Top of DATA FOR THIS EXERCISE
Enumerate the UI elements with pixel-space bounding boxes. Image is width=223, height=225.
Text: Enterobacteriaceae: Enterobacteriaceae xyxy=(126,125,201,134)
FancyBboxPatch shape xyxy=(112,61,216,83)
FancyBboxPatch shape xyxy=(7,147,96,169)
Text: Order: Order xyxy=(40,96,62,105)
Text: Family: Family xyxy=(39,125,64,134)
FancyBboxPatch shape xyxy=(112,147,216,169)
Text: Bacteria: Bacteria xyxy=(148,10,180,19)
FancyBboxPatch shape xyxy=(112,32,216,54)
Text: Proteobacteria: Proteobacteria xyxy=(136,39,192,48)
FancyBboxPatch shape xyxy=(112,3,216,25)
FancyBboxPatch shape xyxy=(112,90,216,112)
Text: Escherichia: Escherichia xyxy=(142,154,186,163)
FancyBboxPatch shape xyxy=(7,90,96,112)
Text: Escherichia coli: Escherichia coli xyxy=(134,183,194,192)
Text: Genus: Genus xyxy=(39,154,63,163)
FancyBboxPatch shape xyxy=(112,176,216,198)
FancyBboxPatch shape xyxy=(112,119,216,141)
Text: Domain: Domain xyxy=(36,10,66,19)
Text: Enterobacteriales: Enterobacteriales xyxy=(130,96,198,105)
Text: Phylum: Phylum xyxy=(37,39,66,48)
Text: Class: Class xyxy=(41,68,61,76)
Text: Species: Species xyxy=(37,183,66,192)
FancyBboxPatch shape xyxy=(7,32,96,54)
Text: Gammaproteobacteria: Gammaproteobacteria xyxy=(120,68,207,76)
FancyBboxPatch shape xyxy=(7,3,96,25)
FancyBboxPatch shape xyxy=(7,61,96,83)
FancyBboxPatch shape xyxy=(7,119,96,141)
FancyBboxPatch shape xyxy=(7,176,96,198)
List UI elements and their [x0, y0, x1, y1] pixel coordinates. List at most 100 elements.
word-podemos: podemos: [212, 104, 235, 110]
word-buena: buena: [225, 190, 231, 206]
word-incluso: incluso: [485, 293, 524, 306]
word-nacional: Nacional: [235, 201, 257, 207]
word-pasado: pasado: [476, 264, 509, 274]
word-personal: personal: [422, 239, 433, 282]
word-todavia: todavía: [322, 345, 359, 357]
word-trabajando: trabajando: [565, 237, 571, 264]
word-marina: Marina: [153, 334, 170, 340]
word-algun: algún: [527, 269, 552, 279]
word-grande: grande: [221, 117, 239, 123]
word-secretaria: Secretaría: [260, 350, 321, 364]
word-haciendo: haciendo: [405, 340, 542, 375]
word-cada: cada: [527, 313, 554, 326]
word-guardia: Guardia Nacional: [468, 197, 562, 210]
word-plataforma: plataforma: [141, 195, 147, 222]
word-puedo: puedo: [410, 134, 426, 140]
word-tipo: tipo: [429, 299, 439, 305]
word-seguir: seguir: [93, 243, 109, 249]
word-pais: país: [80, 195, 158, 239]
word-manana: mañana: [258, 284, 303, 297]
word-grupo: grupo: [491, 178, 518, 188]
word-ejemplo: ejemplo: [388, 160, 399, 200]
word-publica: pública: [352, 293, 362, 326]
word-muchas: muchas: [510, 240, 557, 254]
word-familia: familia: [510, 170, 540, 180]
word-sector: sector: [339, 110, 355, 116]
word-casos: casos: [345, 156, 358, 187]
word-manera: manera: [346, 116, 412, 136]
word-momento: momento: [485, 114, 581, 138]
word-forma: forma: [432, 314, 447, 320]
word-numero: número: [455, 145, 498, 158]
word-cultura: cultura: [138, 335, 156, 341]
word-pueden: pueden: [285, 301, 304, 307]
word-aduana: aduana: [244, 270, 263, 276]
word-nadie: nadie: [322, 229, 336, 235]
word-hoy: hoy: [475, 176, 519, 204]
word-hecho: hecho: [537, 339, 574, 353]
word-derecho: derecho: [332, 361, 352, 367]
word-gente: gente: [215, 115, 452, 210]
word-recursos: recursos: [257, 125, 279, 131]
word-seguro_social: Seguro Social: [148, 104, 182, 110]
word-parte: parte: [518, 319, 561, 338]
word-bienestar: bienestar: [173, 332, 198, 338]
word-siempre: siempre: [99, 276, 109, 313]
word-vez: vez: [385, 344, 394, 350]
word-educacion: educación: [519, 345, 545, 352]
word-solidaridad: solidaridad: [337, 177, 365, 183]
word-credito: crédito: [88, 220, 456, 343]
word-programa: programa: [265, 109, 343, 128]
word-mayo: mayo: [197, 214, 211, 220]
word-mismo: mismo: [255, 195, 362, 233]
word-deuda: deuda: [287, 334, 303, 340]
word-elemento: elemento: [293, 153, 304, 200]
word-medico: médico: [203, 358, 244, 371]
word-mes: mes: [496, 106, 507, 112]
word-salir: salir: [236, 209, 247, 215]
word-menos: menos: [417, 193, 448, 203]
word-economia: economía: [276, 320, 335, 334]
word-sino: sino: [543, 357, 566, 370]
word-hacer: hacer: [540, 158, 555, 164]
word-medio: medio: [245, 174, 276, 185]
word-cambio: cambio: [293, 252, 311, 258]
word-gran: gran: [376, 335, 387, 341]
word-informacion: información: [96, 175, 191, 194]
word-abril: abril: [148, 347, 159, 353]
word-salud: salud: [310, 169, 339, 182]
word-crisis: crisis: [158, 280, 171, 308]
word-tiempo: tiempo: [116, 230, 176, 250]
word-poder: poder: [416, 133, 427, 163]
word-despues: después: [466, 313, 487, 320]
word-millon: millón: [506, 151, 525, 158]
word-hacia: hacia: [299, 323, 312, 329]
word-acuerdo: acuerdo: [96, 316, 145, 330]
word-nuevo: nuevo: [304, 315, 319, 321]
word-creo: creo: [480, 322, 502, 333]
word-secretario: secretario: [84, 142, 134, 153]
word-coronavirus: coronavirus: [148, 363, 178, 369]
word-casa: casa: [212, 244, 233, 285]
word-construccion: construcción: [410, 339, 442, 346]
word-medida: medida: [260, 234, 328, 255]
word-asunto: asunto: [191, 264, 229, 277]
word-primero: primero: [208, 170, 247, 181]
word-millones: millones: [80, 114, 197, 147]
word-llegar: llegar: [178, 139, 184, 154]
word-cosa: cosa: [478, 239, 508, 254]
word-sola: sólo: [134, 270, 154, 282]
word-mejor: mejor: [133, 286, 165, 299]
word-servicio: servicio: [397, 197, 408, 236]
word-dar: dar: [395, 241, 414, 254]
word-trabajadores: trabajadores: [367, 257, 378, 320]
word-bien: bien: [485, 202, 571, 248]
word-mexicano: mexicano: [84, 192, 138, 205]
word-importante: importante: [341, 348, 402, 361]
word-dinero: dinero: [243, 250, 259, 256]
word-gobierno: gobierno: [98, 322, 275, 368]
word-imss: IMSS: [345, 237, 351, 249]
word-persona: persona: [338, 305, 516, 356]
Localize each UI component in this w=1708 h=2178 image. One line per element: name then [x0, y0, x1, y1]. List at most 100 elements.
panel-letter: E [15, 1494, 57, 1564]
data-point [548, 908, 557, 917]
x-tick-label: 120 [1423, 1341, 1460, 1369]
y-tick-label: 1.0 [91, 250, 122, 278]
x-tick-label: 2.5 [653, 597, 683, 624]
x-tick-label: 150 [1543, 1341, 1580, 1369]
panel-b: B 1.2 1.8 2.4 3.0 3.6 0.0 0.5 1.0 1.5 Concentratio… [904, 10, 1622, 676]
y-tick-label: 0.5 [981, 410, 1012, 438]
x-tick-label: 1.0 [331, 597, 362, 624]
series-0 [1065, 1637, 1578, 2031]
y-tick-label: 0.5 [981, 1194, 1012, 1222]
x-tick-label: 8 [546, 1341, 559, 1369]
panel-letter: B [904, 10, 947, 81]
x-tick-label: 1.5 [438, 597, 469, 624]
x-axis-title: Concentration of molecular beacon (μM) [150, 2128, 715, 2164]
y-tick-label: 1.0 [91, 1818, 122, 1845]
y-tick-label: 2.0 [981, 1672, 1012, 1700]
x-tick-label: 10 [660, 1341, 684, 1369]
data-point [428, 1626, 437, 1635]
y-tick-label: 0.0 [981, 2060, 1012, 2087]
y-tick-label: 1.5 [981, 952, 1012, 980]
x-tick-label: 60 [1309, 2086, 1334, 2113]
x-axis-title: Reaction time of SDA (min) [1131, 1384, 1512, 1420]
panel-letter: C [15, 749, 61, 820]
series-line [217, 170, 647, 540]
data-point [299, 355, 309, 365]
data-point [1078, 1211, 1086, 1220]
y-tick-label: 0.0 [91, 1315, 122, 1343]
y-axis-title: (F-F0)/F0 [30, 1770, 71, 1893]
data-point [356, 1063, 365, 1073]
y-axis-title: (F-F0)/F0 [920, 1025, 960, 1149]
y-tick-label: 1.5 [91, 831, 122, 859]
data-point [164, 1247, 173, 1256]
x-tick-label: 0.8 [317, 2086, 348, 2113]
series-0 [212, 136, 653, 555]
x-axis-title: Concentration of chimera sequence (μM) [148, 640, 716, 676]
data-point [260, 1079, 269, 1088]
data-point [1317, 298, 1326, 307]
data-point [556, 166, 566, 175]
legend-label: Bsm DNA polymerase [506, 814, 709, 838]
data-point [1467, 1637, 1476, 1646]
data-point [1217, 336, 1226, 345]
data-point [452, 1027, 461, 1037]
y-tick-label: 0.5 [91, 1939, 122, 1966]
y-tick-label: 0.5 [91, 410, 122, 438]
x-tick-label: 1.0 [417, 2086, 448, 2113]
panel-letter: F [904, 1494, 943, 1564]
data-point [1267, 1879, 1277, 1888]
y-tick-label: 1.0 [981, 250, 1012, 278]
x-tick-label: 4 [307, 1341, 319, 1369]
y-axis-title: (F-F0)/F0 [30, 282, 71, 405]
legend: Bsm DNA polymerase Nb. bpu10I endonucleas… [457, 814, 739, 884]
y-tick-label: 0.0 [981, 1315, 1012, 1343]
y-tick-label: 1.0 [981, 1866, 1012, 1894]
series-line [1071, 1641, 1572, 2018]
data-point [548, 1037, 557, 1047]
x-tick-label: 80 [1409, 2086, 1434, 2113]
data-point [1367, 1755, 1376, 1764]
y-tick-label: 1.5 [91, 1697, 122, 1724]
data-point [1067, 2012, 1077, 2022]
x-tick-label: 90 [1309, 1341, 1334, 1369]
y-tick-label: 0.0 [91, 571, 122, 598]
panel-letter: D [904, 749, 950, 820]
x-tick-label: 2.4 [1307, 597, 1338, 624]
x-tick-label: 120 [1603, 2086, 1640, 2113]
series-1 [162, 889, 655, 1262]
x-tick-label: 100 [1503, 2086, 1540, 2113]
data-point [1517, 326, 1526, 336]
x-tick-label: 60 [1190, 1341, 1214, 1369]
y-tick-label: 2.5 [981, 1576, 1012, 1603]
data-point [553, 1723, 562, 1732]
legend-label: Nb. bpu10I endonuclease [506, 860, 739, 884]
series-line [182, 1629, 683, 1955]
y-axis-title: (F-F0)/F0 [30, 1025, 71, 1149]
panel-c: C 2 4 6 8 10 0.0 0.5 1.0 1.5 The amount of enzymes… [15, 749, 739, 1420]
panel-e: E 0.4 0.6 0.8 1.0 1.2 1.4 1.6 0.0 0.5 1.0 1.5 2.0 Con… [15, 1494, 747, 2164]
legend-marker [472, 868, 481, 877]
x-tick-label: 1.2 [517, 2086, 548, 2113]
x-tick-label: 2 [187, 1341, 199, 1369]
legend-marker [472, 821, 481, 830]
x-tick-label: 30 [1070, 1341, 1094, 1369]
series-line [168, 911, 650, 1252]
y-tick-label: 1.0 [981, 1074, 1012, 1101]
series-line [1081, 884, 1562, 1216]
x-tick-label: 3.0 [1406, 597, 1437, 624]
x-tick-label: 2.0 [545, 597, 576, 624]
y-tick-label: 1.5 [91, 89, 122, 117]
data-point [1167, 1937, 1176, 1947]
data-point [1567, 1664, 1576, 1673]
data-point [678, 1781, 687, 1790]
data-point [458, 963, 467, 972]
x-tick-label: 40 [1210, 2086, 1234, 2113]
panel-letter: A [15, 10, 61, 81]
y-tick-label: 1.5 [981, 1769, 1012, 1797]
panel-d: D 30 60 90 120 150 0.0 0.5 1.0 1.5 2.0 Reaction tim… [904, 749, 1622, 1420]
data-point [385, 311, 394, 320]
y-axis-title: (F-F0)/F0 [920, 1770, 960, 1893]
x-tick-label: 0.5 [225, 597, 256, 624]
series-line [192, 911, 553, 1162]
Bottom of DATA FOR THIS EXERCISE
EXERCISE:
Report each line of the data that includes the string "Nacional".

ANSWER TO THIS PROBLEM:
word-nacional: Nacional: [235, 201, 257, 207]
word-guardia: Guardia Nacional: [468, 197, 562, 210]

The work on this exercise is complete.